───── INPUT RECORDS ─────

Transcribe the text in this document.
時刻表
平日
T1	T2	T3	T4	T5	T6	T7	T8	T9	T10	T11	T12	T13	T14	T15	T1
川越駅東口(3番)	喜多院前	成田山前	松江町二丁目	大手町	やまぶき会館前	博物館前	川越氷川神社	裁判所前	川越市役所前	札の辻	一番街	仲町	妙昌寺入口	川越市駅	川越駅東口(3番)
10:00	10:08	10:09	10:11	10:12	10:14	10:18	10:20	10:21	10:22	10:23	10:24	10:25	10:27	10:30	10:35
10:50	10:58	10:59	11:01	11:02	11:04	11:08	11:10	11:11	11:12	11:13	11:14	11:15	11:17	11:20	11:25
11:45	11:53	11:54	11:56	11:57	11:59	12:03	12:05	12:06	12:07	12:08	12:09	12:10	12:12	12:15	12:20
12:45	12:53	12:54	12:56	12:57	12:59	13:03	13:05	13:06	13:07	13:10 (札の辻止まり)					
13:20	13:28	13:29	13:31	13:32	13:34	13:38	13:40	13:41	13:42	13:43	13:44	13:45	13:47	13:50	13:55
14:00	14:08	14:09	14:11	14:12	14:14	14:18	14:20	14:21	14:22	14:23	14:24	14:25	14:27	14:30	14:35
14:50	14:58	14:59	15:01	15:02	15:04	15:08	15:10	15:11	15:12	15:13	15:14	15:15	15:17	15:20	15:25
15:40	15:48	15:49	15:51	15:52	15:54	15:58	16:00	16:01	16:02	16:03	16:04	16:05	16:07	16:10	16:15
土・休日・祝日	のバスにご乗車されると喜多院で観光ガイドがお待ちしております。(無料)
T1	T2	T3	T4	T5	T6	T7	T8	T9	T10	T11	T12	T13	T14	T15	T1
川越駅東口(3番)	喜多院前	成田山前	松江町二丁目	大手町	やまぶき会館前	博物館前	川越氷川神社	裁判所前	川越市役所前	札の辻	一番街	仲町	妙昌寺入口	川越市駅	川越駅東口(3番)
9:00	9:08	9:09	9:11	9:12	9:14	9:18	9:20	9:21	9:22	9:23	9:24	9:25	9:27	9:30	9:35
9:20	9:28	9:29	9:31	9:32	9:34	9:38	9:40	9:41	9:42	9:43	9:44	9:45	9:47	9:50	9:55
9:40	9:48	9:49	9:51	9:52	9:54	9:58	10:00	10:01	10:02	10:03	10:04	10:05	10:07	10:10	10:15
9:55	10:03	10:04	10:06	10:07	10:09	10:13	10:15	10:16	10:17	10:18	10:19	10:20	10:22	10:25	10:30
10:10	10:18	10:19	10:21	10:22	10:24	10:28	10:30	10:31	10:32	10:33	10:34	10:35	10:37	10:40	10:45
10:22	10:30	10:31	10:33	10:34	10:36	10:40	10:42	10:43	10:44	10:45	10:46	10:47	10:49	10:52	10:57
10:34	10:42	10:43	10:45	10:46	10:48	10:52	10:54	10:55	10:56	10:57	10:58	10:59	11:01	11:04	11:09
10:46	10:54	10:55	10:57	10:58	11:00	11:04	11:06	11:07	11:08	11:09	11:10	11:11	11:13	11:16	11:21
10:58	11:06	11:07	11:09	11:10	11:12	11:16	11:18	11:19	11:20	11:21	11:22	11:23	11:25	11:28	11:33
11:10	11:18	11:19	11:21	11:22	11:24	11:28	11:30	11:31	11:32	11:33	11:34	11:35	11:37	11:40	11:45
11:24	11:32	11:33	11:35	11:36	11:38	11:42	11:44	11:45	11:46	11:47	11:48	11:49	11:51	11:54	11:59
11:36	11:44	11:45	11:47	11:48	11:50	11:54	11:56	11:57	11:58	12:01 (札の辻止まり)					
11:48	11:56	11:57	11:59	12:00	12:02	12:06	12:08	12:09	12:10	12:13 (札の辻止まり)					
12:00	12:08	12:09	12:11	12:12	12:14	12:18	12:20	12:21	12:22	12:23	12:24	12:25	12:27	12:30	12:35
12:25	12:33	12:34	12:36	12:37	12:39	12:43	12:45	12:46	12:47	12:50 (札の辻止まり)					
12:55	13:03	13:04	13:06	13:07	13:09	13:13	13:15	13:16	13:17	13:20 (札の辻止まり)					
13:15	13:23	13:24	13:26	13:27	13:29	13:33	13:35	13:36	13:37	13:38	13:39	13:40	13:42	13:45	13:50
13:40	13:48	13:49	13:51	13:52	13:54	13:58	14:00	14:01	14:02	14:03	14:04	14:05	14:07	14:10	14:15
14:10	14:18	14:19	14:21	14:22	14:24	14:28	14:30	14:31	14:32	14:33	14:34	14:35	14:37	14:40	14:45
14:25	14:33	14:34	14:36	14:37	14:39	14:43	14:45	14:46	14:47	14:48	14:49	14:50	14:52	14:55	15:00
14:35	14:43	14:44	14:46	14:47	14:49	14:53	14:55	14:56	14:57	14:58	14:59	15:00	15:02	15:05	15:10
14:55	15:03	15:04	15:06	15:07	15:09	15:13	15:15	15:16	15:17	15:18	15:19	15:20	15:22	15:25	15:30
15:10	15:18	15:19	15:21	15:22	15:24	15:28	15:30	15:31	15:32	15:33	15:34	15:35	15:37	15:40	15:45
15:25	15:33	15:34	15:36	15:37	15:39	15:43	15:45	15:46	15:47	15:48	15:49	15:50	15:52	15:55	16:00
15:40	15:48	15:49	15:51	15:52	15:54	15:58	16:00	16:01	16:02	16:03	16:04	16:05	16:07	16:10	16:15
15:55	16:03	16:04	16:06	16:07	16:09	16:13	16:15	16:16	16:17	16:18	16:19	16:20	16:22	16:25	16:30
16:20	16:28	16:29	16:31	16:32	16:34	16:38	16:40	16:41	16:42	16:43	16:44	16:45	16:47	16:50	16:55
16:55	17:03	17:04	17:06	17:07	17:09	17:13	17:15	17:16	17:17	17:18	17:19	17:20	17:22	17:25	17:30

─────

WRITTEN PROBLEM: Copy out each record from above, exactly.

RESULT FOR THIS EXERCISE:
Transcribe the text in this document.
時刻表
平日
T1	T2	T3	T4	T5	T6	T7	T8	T9	T10	T11	T12	T13	T14	T15	T1
川越駅東口(3番)	喜多院前	成田山前	松江町二丁目	大手町	やまぶき会館前	博物館前	川越氷川神社	裁判所前	川越市役所前	札の辻	一番街	仲町	妙昌寺入口	川越市駅	川越駅東口(3番)
10:00	10:08	10:09	10:11	10:12	10:14	10:18	10:20	10:21	10:22	10:23	10:24	10:25	10:27	10:30	10:35
10:50	10:58	10:59	11:01	11:02	11:04	11:08	11:10	11:11	11:12	11:13	11:14	11:15	11:17	11:20	11:25
11:45	11:53	11:54	11:56	11:57	11:59	12:03	12:05	12:06	12:07	12:08	12:09	12:10	12:12	12:15	12:20
12:45	12:53	12:54	12:56	12:57	12:59	13:03	13:05	13:06	13:07	13:10 (札の辻止まり)					
13:20	13:28	13:29	13:31	13:32	13:34	13:38	13:40	13:41	13:42	13:43	13:44	13:45	13:47	13:50	13:55
14:00	14:08	14:09	14:11	14:12	14:14	14:18	14:20	14:21	14:22	14:23	14:24	14:25	14:27	14:30	14:35
14:50	14:58	14:59	15:01	15:02	15:04	15:08	15:10	15:11	15:12	15:13	15:14	15:15	15:17	15:20	15:25
15:40	15:48	15:49	15:51	15:52	15:54	15:58	16:00	16:01	16:02	16:03	16:04	16:05	16:07	16:10	16:15
土・休日・祝日	のバスにご乗車されると喜多院で観光ガイドがお待ちしております。(無料)
T1	T2	T3	T4	T5	T6	T7	T8	T9	T10	T11	T12	T13	T14	T15	T1
川越駅東口(3番)	喜多院前	成田山前	松江町二丁目	大手町	やまぶき会館前	博物館前	川越氷川神社	裁判所前	川越市役所前	札の辻	一番街	仲町	妙昌寺入口	川越市駅	川越駅東口(3番)
9:00	9:08	9:09	9:11	9:12	9:14	9:18	9:20	9:21	9:22	9:23	9:24	9:25	9:27	9:30	9:35
9:20	9:28	9:29	9:31	9:32	9:34	9:38	9:40	9:41	9:42	9:43	9:44	9:45	9:47	9:50	9:55
9:40	9:48	9:49	9:51	9:52	9:54	9:58	10:00	10:01	10:02	10:03	10:04	10:05	10:07	10:10	10:15
9:55	10:03	10:04	10:06	10:07	10:09	10:13	10:15	10:16	10:17	10:18	10:19	10:20	10:22	10:25	10:30
10:10	10:18	10:19	10:21	10:22	10:24	10:28	10:30	10:31	10:32	10:33	10:34	10:35	10:37	10:40	10:45
10:22	10:30	10:31	10:33	10:34	10:36	10:40	10:42	10:43	10:44	10:45	10:46	10:47	10:49	10:52	10:57
10:34	10:42	10:43	10:45	10:46	10:48	10:52	10:54	10:55	10:56	10:57	10:58	10:59	11:01	11:04	11:09
10:46	10:54	10:55	10:57	10:58	11:00	11:04	11:06	11:07	11:08	11:09	11:10	11:11	11:13	11:16	11:21
10:58	11:06	11:07	11:09	11:10	11:12	11:16	11:18	11:19	11:20	11:21	11:22	11:23	11:25	11:28	11:33
11:10	11:18	11:19	11:21	11:22	11:24	11:28	11:30	11:31	11:32	11:33	11:34	11:35	11:37	11:40	11:45
11:24	11:32	11:33	11:35	11:36	11:38	11:42	11:44	11:45	11:46	11:47	11:48	11:49	11:51	11:54	11:59
11:36	11:44	11:45	11:47	11:48	11:50	11:54	11:56	11:57	11:58	12:01 (札の辻止まり)					
11:48	11:56	11:57	11:59	12:00	12:02	12:06	12:08	12:09	12:10	12:13 (札の辻止まり)					
12:00	12:08	12:09	12:11	12:12	12:14	12:18	12:20	12:21	12:22	12:23	12:24	12:25	12:27	12:30	12:35
12:25	12:33	12:34	12:36	12:37	12:39	12:43	12:45	12:46	12:47	12:50 (札の辻止まり)					
12:55	13:03	13:04	13:06	13:07	13:09	13:13	13:15	13:16	13:17	13:20 (札の辻止まり)					
13:15	13:23	13:24	13:26	13:27	13:29	13:33	13:35	13:36	13:37	13:38	13:39	13:40	13:42	13:45	13:50
13:40	13:48	13:49	13:51	13:52	13:54	13:58	14:00	14:01	14:02	14:03	14:04	14:05	14:07	14:10	14:15
14:10	14:18	14:19	14:21	14:22	14:24	14:28	14:30	14:31	14:32	14:33	14:34	14:35	14:37	14:40	14:45
14:25	14:33	14:34	14:36	14:37	14:39	14:43	14:45	14:46	14:47	14:48	14:49	14:50	14:52	14:55	15:00
14:35	14:43	14:44	14:46	14:47	14:49	14:53	14:55	14:56	14:57	14:58	14:59	15:00	15:02	15:05	15:10
14:55	15:03	15:04	15:06	15:07	15:09	15:13	15:15	15:16	15:17	15:18	15:19	15:20	15:22	15:25	15:30
15:10	15:18	15:19	15:21	15:22	15:24	15:28	15:30	15:31	15:32	15:33	15:34	15:35	15:37	15:40	15:45
15:25	15:33	15:34	15:36	15:37	15:39	15:43	15:45	15:46	15:47	15:48	15:49	15:50	15:52	15:55	16:00
15:40	15:48	15:49	15:51	15:52	15:54	15:58	16:00	16:01	16:02	16:03	16:04	16:05	16:07	16:10	16:15
15:55	16:03	16:04	16:06	16:07	16:09	16:13	16:15	16:16	16:17	16:18	16:19	16:20	16:22	16:25	16:30
16:20	16:28	16:29	16:31	16:32	16:34	16:38	16:40	16:41	16:42	16:43	16:44	16:45	16:47	16:50	16:55
16:55	17:03	17:04	17:06	17:07	17:09	17:13	17:15	17:16	17:17	17:18	17:19	17:20	17:22	17:25	17:30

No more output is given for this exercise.